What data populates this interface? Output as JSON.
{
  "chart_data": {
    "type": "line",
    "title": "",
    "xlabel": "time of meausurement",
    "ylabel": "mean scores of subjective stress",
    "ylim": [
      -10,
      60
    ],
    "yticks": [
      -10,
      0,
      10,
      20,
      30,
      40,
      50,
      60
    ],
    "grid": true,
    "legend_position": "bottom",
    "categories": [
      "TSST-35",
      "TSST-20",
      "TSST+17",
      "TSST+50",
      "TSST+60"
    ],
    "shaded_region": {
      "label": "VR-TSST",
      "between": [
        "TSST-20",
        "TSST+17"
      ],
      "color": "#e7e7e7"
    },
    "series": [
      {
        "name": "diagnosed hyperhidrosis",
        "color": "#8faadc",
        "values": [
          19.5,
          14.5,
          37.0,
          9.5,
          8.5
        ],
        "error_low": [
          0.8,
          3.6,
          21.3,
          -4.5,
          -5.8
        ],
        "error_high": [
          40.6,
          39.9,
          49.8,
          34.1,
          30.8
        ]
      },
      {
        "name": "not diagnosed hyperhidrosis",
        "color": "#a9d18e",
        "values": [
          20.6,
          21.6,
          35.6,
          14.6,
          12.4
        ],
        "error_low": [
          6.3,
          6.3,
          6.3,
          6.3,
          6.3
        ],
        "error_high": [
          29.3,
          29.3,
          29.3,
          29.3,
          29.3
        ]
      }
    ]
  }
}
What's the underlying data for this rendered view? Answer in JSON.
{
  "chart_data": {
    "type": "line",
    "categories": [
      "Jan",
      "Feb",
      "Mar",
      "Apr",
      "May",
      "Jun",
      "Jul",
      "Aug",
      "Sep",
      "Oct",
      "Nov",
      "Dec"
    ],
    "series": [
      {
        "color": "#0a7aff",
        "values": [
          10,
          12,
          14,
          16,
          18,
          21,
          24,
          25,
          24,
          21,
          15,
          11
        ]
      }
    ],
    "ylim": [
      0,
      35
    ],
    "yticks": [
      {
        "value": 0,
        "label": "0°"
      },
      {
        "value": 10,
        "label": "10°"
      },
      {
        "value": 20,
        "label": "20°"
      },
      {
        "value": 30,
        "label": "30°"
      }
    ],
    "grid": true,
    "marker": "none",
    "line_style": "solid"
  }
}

-*-

• **WHAT TO PRODUCE**: Repeat the data above exactly.

• **RESULT FOR THIS TASK**:
What data populates this interface? Output as JSON.
{
  "chart_data": {
    "type": "line",
    "title": "",
    "xlabel": "time of meausurement",
    "ylabel": "mean scores of subjective stress",
    "ylim": [
      -10,
      60
    ],
    "yticks": [
      -10,
      0,
      10,
      20,
      30,
      40,
      50,
      60
    ],
    "grid": true,
    "legend_position": "bottom",
    "categories": [
      "TSST-35",
      "TSST-20",
      "TSST+17",
      "TSST+50",
      "TSST+60"
    ],
    "shaded_region": {
      "label": "VR-TSST",
      "between": [
        "TSST-20",
        "TSST+17"
      ],
      "color": "#e7e7e7"
    },
    "series": [
      {
        "name": "diagnosed hyperhidrosis",
        "color": "#8faadc",
        "values": [
          19.5,
          14.5,
          37.0,
          9.5,
          8.5
        ],
        "error_low": [
          0.8,
          3.6,
          21.3,
          -4.5,
          -5.8
        ],
        "error_high": [
          40.6,
          39.9,
          49.8,
          34.1,
          30.8
        ]
      },
      {
        "name": "not diagnosed hyperhidrosis",
        "color": "#a9d18e",
        "values": [
          20.6,
          21.6,
          35.6,
          14.6,
          12.4
        ],
        "error_low": [
          6.3,
          6.3,
          6.3,
          6.3,
          6.3
        ],
        "error_high": [
          29.3,
          29.3,
          29.3,
          29.3,
          29.3
        ]
      }
    ]
  }
}
What's the underlying data for this rendered view? Answer in JSON.
{
  "chart_data": {
    "type": "line",
    "categories": [
      "Jan",
      "Feb",
      "Mar",
      "Apr",
      "May",
      "Jun",
      "Jul",
      "Aug",
      "Sep",
      "Oct",
      "Nov",
      "Dec"
    ],
    "series": [
      {
        "color": "#0a7aff",
        "values": [
          10,
          12,
          14,
          16,
          18,
          21,
          24,
          25,
          24,
          21,
          15,
          11
        ]
      }
    ],
    "ylim": [
      0,
      35
    ],
    "yticks": [
      {
        "value": 0,
        "label": "0°"
      },
      {
        "value": 10,
        "label": "10°"
      },
      {
        "value": 20,
        "label": "20°"
      },
      {
        "value": 30,
        "label": "30°"
      }
    ],
    "grid": true,
    "marker": "none",
    "line_style": "solid"
  }
}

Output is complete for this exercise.